THE REQUEST
Look through the material below. Copy each line that contains the string "What".

INPUT RECORDS
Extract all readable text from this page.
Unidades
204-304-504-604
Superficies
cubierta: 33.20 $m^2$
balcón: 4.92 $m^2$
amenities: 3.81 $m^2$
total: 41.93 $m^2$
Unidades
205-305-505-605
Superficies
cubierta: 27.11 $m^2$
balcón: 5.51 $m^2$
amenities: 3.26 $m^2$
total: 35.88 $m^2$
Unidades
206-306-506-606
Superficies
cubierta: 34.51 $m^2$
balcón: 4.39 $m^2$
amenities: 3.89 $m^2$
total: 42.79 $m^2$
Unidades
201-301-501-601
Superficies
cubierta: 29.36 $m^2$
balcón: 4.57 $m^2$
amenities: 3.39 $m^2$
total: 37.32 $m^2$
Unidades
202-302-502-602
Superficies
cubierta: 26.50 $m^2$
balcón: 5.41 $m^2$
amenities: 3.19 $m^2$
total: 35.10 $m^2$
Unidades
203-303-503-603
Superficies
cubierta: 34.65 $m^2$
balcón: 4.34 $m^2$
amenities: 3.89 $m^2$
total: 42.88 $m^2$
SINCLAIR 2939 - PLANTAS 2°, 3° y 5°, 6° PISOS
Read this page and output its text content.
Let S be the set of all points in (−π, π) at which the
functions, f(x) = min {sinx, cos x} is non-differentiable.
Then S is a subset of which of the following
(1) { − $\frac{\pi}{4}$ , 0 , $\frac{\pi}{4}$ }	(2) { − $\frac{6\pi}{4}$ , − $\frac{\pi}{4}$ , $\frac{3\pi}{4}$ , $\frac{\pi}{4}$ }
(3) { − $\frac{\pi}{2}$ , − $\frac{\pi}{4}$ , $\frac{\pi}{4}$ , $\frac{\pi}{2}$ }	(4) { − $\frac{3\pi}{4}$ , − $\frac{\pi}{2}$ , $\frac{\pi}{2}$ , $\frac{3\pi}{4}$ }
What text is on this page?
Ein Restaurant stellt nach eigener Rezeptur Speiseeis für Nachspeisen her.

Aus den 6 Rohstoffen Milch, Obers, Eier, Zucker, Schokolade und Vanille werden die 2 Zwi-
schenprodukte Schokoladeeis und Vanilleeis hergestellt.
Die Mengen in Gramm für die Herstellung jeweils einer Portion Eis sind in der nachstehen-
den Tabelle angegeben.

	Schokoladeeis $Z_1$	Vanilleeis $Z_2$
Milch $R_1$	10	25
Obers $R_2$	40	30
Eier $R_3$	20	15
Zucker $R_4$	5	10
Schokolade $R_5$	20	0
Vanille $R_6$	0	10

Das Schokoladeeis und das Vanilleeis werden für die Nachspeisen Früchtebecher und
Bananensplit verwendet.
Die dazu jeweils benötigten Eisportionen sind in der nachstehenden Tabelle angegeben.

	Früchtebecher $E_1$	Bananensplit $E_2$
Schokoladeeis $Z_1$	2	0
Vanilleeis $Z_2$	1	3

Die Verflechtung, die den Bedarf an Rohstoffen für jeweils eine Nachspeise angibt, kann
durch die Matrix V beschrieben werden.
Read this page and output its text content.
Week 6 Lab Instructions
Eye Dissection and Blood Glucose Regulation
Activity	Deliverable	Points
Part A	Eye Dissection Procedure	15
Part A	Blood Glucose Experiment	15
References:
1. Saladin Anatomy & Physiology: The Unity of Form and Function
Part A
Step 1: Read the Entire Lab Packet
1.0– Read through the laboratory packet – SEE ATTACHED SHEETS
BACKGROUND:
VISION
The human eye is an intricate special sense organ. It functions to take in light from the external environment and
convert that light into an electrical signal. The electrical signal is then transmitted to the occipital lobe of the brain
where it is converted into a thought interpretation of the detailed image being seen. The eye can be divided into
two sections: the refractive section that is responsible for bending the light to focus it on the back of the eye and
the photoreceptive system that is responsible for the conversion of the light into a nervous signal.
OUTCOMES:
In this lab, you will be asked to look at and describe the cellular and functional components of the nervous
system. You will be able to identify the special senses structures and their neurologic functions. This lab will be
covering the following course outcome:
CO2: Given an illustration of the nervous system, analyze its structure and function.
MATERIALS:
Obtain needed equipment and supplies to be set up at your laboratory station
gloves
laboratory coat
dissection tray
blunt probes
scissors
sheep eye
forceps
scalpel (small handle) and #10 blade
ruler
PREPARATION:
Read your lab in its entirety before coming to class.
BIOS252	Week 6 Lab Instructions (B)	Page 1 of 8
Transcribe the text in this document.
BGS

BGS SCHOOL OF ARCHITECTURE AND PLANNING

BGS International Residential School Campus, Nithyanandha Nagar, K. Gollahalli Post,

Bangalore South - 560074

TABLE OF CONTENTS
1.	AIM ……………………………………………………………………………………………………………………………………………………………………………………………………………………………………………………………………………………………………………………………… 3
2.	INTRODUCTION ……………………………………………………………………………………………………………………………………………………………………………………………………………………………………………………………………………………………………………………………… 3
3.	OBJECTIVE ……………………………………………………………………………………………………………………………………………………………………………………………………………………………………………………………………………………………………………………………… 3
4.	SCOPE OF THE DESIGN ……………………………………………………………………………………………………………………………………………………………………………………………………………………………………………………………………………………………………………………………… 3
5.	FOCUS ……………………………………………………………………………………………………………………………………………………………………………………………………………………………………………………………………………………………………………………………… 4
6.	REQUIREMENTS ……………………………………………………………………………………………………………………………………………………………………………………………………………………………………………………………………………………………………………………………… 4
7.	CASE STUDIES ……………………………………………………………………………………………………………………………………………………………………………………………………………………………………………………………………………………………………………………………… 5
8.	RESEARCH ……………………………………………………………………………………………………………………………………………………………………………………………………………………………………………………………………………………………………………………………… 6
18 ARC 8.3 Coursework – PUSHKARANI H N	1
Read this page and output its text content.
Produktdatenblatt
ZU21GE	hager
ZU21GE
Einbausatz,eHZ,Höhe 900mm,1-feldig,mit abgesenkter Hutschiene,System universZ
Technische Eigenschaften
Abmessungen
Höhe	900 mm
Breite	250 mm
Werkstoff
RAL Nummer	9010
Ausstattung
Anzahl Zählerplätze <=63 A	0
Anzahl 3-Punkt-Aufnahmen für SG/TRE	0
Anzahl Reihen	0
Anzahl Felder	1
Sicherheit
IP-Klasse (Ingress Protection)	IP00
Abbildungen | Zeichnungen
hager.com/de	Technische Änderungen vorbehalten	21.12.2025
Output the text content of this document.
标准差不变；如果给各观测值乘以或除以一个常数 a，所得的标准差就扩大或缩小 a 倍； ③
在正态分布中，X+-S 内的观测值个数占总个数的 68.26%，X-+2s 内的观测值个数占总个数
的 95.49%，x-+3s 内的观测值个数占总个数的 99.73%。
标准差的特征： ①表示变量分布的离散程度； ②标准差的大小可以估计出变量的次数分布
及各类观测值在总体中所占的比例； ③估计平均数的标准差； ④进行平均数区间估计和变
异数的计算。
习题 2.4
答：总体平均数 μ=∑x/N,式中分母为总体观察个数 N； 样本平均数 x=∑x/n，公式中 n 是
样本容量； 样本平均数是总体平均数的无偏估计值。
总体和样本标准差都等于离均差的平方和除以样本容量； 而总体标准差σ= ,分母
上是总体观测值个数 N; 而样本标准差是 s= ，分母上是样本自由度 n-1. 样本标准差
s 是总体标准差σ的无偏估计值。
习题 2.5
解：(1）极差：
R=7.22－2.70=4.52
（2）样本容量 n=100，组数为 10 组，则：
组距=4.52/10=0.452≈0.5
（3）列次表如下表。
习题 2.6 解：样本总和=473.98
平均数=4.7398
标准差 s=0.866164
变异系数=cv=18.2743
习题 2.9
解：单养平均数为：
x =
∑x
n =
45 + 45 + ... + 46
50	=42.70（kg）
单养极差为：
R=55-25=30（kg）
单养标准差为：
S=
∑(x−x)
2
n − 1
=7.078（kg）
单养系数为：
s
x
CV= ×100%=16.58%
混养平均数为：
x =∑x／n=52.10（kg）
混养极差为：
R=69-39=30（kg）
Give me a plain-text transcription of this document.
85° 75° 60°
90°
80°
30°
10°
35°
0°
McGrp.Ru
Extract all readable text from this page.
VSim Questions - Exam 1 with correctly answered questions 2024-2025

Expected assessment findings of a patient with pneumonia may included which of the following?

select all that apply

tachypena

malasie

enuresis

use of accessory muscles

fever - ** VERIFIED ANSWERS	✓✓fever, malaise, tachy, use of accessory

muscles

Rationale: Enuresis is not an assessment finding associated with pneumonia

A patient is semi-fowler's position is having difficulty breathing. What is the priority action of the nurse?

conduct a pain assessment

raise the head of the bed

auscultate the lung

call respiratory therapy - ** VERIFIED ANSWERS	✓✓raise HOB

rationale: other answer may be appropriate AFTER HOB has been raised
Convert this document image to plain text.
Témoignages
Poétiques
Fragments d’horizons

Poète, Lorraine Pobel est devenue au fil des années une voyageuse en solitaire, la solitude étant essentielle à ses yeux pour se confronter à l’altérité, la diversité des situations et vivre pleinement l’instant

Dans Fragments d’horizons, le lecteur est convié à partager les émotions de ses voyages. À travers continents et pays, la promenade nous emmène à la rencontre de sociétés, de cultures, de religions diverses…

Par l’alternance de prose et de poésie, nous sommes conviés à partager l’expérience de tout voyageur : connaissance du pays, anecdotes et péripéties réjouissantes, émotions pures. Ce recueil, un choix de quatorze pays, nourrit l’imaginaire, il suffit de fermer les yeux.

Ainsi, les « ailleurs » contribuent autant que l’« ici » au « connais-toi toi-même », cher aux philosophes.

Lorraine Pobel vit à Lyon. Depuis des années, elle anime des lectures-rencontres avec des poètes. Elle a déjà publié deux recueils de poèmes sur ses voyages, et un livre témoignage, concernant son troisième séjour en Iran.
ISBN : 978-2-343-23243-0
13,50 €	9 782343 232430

WRITTEN REPLY
What text is on this page?
A patient is semi-fowler's position is having difficulty breathing. What is the priority action of the nurse?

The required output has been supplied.